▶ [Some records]
════════════════

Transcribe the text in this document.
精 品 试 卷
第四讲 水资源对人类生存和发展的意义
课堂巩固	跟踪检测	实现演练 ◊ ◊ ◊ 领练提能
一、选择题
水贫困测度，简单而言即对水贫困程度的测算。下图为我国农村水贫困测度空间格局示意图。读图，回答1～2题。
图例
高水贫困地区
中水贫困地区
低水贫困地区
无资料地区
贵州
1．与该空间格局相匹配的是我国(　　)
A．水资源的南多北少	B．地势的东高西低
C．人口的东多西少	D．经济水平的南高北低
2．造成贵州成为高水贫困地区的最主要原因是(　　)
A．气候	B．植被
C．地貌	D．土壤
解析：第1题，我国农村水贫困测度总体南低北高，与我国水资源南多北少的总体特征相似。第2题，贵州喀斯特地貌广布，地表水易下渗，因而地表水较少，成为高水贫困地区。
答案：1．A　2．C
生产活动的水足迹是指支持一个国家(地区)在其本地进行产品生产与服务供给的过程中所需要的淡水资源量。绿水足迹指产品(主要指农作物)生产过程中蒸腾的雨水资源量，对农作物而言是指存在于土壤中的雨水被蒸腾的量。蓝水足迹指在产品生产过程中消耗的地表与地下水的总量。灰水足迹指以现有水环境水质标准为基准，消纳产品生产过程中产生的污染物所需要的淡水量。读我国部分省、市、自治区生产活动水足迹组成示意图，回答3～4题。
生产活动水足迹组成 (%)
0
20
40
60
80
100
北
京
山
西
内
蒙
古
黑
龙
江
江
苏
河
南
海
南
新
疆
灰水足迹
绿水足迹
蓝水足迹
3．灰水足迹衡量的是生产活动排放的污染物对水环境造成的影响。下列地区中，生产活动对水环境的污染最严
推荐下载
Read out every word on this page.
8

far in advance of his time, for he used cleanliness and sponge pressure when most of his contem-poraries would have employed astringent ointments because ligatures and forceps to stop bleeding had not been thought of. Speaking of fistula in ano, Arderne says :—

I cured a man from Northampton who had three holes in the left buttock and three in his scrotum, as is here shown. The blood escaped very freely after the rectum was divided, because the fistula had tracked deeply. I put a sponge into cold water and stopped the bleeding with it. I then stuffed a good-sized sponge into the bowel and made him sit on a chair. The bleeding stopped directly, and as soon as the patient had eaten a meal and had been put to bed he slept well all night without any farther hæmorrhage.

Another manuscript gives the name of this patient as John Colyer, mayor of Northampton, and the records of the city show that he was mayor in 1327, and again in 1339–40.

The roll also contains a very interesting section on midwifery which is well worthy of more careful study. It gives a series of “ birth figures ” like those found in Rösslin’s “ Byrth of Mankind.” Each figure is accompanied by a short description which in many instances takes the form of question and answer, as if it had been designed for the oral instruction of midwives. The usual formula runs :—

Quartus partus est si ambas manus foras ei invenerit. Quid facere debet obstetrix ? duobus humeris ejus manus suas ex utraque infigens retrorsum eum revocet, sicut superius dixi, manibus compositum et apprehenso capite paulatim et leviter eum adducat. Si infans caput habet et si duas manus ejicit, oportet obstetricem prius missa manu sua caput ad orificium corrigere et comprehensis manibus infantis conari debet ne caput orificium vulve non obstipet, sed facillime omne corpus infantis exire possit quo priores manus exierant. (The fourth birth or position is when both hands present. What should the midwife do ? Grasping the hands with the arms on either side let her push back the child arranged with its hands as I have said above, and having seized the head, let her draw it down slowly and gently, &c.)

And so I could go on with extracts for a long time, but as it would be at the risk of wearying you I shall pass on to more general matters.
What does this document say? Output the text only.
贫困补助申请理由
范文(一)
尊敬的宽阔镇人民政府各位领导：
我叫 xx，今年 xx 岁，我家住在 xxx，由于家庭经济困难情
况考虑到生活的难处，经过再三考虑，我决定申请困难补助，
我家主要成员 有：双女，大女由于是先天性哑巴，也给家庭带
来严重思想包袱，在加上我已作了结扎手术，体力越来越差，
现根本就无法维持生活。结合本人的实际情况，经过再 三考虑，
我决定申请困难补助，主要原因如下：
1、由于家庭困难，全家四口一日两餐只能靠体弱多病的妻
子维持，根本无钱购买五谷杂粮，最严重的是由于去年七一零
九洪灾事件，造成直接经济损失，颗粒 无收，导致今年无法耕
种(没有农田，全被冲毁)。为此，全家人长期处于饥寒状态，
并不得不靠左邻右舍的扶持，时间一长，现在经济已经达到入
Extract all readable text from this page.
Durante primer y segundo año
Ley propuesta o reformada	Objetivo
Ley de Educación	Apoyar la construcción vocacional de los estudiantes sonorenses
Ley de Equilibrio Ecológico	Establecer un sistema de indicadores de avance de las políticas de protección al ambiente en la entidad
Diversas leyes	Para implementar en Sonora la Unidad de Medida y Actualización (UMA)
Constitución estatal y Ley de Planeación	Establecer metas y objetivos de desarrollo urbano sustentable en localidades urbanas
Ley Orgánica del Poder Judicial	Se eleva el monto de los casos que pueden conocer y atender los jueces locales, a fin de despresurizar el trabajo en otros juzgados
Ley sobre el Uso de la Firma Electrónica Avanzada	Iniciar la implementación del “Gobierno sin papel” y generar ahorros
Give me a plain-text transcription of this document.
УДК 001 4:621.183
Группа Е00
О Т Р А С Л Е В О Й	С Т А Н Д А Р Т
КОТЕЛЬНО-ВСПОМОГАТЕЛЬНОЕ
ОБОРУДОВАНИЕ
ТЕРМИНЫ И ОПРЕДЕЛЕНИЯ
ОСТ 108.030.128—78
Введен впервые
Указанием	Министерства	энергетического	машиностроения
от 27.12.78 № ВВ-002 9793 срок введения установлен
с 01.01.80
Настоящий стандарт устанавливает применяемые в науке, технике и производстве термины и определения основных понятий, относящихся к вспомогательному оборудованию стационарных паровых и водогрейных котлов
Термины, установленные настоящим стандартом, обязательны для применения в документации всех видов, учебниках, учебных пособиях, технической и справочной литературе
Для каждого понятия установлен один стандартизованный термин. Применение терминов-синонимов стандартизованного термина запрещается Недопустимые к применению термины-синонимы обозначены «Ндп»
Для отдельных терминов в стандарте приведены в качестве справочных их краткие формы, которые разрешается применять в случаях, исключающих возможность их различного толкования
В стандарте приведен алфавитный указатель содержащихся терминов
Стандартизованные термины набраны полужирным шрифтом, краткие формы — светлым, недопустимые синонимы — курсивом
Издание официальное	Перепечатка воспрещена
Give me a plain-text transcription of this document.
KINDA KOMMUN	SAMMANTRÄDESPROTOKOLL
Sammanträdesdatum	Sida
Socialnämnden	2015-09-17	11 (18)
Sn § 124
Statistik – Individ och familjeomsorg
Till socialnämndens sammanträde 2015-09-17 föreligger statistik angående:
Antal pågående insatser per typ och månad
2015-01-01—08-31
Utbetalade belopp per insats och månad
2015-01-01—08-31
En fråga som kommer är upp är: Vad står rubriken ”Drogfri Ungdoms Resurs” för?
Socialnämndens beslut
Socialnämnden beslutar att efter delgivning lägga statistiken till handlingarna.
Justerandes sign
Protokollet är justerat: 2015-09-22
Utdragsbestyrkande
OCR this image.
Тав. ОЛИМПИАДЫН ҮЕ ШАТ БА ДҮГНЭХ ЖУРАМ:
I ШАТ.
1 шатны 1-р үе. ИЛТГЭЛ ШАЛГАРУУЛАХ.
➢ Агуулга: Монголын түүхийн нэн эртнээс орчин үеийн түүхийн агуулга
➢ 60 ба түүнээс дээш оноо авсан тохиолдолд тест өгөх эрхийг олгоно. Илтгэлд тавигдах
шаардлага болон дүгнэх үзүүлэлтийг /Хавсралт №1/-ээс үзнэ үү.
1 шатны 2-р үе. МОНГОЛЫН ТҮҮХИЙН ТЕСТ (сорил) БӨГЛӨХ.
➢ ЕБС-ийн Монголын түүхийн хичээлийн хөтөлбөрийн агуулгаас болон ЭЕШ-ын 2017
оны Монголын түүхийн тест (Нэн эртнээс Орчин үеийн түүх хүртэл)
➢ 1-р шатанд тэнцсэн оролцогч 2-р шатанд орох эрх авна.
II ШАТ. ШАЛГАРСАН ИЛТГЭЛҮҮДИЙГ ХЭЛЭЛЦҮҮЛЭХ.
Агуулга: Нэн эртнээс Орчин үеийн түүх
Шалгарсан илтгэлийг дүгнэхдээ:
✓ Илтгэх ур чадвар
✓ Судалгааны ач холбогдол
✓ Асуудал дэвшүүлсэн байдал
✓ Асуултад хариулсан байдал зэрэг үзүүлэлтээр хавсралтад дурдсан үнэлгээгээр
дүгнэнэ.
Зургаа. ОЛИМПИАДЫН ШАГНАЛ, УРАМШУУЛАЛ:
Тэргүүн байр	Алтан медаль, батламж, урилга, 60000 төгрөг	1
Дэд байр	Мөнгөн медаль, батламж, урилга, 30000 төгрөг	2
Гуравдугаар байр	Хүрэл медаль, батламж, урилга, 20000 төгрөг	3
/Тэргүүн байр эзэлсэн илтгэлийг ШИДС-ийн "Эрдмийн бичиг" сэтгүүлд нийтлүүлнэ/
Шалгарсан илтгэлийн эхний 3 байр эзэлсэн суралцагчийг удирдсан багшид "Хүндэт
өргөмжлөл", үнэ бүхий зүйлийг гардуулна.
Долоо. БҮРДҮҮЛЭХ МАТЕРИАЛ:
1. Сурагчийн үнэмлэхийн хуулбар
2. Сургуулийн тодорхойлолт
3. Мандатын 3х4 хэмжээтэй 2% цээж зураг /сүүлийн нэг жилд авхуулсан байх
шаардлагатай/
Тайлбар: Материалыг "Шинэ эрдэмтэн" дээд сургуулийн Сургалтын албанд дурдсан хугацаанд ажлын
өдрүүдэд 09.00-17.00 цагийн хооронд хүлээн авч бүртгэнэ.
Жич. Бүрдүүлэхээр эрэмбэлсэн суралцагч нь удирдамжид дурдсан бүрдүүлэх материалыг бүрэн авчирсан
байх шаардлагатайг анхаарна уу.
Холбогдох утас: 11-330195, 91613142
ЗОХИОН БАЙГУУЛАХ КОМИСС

════════════════

▶ [AIM OF THE TASK] Output a single number: how many lines contain the word "төгрөг".

▶ [COMPLETED TASK] 3